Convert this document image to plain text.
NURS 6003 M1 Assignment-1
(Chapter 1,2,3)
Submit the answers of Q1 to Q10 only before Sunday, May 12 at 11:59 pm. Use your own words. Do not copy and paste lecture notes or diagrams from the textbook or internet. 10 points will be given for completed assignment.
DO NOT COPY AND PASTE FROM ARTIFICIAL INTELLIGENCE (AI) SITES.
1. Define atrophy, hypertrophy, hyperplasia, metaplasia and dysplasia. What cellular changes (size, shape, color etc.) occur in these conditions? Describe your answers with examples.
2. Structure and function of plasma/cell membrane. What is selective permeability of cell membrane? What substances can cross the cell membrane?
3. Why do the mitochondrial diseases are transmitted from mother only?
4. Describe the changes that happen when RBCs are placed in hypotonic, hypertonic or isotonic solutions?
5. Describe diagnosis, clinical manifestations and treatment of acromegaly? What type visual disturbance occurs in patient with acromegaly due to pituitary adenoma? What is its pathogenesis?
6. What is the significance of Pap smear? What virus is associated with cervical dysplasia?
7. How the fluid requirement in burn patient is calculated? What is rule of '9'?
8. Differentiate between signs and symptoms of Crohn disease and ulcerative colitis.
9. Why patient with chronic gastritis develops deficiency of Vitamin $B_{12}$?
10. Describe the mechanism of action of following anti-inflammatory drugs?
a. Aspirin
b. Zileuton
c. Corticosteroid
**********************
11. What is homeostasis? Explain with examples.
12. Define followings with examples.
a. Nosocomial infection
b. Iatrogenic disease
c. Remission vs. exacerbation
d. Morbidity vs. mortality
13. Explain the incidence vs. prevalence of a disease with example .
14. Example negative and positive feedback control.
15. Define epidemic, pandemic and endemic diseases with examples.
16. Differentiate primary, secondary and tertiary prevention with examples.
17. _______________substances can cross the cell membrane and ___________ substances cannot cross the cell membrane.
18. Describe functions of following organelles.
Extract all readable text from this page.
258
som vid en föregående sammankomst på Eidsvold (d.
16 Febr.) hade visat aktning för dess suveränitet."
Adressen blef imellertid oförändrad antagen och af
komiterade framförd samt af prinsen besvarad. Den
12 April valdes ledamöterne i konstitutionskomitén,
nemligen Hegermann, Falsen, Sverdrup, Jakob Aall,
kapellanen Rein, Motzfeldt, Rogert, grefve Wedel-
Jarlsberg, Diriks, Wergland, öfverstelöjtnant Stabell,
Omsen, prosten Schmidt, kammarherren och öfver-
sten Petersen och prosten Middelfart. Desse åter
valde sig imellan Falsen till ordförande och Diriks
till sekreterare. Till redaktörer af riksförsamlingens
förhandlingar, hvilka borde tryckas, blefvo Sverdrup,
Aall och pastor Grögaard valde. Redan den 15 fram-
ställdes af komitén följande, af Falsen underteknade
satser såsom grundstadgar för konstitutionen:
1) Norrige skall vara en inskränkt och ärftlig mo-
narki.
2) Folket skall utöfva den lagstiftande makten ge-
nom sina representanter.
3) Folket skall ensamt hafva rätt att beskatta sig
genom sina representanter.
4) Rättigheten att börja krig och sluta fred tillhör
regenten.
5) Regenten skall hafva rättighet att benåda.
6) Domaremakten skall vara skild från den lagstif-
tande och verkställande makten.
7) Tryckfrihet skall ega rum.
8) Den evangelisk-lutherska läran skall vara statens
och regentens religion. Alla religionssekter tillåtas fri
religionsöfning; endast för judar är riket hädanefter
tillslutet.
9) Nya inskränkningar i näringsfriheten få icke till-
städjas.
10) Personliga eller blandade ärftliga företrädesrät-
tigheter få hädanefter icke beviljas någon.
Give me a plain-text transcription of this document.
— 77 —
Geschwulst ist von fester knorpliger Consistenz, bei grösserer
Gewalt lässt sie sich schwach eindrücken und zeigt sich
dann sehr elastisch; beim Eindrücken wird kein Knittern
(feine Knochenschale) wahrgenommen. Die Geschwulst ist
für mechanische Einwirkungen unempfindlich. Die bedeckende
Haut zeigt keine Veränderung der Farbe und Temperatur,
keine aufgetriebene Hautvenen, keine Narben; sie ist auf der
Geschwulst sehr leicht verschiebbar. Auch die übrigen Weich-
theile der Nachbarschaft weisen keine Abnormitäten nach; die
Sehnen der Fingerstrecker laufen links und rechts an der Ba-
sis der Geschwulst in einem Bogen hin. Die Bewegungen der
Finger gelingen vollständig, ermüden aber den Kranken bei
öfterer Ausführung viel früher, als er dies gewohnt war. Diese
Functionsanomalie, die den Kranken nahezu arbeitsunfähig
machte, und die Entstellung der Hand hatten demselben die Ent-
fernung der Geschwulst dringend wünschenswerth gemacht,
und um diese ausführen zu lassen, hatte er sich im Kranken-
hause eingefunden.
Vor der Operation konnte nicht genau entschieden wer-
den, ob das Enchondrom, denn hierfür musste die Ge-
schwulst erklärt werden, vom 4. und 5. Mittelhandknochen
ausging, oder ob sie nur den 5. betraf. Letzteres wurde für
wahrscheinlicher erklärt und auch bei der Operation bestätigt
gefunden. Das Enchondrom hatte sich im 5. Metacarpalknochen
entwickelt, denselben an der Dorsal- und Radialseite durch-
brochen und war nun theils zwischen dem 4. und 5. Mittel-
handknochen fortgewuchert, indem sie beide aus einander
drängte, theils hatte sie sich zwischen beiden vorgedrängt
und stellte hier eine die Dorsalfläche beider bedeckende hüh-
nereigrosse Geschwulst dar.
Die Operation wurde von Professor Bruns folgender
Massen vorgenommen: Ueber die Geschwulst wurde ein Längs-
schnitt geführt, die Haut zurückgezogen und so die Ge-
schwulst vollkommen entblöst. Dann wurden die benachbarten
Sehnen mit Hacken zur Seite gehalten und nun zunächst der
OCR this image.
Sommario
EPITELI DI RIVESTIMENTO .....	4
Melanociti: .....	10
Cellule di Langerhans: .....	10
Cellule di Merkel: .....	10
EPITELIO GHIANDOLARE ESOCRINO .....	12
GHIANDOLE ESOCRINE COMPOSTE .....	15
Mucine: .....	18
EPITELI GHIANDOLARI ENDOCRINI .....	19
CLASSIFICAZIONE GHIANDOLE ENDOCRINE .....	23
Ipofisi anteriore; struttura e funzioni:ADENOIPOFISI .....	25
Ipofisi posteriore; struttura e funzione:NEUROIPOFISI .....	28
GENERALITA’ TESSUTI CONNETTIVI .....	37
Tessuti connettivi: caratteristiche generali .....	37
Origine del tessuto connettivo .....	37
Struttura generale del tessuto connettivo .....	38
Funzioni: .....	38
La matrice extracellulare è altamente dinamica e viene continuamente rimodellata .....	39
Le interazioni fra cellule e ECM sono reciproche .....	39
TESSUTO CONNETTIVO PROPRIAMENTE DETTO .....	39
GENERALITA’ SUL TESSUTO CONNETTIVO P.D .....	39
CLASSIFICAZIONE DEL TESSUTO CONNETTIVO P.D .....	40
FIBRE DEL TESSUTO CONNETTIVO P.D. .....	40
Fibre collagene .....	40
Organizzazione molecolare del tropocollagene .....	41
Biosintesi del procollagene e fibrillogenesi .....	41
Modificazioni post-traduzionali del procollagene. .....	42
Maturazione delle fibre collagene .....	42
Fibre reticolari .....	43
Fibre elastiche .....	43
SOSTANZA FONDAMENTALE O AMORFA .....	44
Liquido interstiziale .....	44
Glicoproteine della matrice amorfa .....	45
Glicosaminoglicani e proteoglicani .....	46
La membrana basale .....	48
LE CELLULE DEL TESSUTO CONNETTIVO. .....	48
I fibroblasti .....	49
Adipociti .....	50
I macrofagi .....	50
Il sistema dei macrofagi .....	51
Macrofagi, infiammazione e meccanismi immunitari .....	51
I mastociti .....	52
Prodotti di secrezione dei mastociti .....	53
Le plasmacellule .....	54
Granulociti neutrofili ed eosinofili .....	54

※ ※ ※

● **Task instructions**: Copy each line of the listing that contains the string "sich".

● **Result for this task**:
Gewalt lässt sie sich schwach eindrücken und zeigt sich
und um diese ausführen zu lassen, hatte er sich im Kranken-
gefunden. Das Enchondrom hatte sich im 5. Metacarpalknochen
drängte, theils hatte sie sich zwischen beiden vorgedrängt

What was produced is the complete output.